Request: Search the data for the word "Common" and copy every line where it occurs.

Supplied data:
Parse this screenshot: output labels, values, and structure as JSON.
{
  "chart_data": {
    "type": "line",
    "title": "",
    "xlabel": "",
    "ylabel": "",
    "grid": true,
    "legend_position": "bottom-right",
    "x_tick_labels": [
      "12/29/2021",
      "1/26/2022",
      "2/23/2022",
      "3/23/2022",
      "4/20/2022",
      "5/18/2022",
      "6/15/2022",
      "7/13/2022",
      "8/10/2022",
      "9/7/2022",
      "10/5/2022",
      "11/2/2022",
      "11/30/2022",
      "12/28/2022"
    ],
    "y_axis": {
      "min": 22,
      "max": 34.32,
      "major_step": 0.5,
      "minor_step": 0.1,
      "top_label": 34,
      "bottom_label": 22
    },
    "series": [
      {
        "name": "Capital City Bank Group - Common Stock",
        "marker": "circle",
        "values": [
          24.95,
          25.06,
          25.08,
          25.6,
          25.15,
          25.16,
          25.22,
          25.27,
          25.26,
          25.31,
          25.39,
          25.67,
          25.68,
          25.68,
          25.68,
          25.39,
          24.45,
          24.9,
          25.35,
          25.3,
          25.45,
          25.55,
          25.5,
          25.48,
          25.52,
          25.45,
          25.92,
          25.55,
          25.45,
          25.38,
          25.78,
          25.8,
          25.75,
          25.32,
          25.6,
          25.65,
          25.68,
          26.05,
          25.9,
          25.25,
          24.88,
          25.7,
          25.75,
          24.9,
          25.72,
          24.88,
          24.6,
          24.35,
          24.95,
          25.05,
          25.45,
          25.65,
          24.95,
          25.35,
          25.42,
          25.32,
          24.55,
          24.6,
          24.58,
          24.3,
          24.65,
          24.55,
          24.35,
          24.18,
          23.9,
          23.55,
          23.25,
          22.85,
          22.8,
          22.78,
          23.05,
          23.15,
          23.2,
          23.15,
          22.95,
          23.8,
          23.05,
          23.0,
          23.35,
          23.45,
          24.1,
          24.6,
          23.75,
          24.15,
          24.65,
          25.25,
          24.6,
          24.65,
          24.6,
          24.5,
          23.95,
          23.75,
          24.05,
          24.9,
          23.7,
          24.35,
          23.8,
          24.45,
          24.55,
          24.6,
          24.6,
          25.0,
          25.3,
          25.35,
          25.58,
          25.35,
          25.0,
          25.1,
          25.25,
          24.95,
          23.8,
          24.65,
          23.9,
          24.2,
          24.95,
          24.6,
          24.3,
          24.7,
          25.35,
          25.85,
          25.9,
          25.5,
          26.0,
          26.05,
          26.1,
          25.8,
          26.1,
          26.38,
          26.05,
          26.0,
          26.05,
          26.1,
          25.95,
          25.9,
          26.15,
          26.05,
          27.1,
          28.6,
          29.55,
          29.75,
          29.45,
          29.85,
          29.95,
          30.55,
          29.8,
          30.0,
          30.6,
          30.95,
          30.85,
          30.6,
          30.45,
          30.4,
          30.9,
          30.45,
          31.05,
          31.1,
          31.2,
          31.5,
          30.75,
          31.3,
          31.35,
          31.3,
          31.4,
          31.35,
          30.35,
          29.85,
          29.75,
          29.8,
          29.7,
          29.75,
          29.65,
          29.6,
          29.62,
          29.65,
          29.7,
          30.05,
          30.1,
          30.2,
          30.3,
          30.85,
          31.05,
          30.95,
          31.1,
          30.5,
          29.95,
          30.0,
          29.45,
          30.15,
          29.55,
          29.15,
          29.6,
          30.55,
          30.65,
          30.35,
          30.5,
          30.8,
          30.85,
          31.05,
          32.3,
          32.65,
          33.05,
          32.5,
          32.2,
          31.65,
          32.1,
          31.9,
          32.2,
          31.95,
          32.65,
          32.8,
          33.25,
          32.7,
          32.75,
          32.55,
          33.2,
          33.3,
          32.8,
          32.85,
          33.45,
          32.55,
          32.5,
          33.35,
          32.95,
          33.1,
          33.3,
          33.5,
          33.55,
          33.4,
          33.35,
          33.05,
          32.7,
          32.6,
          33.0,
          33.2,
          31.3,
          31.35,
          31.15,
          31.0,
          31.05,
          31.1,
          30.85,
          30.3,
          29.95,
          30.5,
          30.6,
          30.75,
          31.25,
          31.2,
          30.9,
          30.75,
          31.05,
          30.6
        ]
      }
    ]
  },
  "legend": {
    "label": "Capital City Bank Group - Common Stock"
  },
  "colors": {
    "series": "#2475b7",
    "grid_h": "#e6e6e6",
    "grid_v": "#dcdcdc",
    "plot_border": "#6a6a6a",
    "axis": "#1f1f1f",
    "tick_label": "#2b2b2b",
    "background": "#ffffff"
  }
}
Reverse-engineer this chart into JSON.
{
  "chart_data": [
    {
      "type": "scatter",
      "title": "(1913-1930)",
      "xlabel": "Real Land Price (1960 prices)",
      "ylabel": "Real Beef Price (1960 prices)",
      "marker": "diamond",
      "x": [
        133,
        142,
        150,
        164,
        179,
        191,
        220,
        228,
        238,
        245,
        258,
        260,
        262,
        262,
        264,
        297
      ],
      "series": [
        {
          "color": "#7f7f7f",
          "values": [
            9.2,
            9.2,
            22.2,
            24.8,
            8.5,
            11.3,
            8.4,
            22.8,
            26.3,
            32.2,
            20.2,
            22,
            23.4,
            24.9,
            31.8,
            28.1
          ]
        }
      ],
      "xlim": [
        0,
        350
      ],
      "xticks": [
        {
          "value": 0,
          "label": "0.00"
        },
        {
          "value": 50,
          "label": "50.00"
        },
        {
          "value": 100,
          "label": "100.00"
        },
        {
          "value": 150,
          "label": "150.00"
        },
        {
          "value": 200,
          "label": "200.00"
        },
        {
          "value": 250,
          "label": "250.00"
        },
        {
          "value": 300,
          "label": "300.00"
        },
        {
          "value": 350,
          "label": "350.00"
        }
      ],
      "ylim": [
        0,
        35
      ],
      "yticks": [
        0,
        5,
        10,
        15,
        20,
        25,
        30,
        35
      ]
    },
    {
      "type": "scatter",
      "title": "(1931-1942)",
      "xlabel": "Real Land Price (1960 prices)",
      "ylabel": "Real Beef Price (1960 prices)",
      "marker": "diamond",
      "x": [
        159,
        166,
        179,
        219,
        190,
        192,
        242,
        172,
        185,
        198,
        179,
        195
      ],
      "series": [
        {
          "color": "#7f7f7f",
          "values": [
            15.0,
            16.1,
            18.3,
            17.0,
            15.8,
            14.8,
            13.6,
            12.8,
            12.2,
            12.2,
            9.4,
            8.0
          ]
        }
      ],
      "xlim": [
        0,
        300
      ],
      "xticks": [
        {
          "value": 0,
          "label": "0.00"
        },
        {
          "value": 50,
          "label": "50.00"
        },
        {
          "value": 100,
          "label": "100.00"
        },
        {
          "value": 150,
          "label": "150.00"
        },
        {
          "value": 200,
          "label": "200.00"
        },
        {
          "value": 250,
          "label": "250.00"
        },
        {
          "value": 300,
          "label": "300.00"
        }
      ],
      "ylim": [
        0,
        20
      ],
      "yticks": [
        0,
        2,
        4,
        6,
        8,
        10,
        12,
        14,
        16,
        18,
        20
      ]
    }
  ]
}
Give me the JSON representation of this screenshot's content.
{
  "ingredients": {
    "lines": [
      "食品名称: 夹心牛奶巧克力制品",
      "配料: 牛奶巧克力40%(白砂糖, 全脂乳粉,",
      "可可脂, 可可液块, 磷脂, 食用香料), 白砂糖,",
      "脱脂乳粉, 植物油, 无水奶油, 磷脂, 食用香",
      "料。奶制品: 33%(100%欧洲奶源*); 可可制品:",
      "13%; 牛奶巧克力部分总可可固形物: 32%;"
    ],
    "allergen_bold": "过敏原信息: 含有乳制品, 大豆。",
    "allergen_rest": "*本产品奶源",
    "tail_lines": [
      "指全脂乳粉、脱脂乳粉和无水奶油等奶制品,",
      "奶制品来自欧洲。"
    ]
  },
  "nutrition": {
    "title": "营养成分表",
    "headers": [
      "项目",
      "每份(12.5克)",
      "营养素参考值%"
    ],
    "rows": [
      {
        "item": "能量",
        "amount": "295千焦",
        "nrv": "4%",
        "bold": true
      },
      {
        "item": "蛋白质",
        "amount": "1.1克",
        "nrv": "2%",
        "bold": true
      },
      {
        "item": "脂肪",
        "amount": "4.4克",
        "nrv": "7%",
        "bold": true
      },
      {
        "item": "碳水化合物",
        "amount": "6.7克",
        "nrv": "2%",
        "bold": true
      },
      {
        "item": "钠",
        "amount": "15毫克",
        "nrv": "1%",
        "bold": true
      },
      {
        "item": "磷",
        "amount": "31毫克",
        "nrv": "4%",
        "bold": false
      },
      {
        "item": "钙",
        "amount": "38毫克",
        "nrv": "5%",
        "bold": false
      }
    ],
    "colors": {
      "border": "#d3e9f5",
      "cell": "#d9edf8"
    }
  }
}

Full output:
        "name": "Capital City Bank Group - Common Stock",
    "label": "Capital City Bank Group - Common Stock"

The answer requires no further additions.